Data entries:
──────

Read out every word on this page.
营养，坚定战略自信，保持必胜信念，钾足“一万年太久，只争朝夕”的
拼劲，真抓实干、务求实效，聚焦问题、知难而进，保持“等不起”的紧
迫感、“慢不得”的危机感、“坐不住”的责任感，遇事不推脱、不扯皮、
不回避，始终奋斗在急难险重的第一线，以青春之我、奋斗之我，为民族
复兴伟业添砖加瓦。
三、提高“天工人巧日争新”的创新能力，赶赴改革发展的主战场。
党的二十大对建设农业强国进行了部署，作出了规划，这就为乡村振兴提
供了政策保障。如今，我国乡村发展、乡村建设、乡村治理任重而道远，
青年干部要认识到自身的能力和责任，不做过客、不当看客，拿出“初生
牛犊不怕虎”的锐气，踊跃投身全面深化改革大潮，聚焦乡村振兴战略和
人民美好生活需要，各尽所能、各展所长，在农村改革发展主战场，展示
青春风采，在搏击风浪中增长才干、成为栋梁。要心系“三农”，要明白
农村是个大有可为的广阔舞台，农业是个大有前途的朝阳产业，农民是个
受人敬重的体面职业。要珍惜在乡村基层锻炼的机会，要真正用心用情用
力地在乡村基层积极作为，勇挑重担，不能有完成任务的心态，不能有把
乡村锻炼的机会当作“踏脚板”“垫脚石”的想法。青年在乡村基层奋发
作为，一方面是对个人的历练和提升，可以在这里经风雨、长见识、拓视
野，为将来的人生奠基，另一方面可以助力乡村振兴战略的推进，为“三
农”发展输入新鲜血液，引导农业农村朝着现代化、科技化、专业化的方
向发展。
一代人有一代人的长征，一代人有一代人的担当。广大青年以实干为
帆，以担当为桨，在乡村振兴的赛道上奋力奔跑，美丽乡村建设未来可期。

──────

TO BE DONE: Your task is to print the whole listing again exactly.

FINISHED TASK:
Read out every word on this page.
营养，坚定战略自信，保持必胜信念，钾足“一万年太久，只争朝夕”的
拼劲，真抓实干、务求实效，聚焦问题、知难而进，保持“等不起”的紧
迫感、“慢不得”的危机感、“坐不住”的责任感，遇事不推脱、不扯皮、
不回避，始终奋斗在急难险重的第一线，以青春之我、奋斗之我，为民族
复兴伟业添砖加瓦。
三、提高“天工人巧日争新”的创新能力，赶赴改革发展的主战场。
党的二十大对建设农业强国进行了部署，作出了规划，这就为乡村振兴提
供了政策保障。如今，我国乡村发展、乡村建设、乡村治理任重而道远，
青年干部要认识到自身的能力和责任，不做过客、不当看客，拿出“初生
牛犊不怕虎”的锐气，踊跃投身全面深化改革大潮，聚焦乡村振兴战略和
人民美好生活需要，各尽所能、各展所长，在农村改革发展主战场，展示
青春风采，在搏击风浪中增长才干、成为栋梁。要心系“三农”，要明白
农村是个大有可为的广阔舞台，农业是个大有前途的朝阳产业，农民是个
受人敬重的体面职业。要珍惜在乡村基层锻炼的机会，要真正用心用情用
力地在乡村基层积极作为，勇挑重担，不能有完成任务的心态，不能有把
乡村锻炼的机会当作“踏脚板”“垫脚石”的想法。青年在乡村基层奋发
作为，一方面是对个人的历练和提升，可以在这里经风雨、长见识、拓视
野，为将来的人生奠基，另一方面可以助力乡村振兴战略的推进，为“三
农”发展输入新鲜血液，引导农业农村朝着现代化、科技化、专业化的方
向发展。
一代人有一代人的长征，一代人有一代人的担当。广大青年以实干为
帆，以担当为桨，在乡村振兴的赛道上奋力奔跑，美丽乡村建设未来可期。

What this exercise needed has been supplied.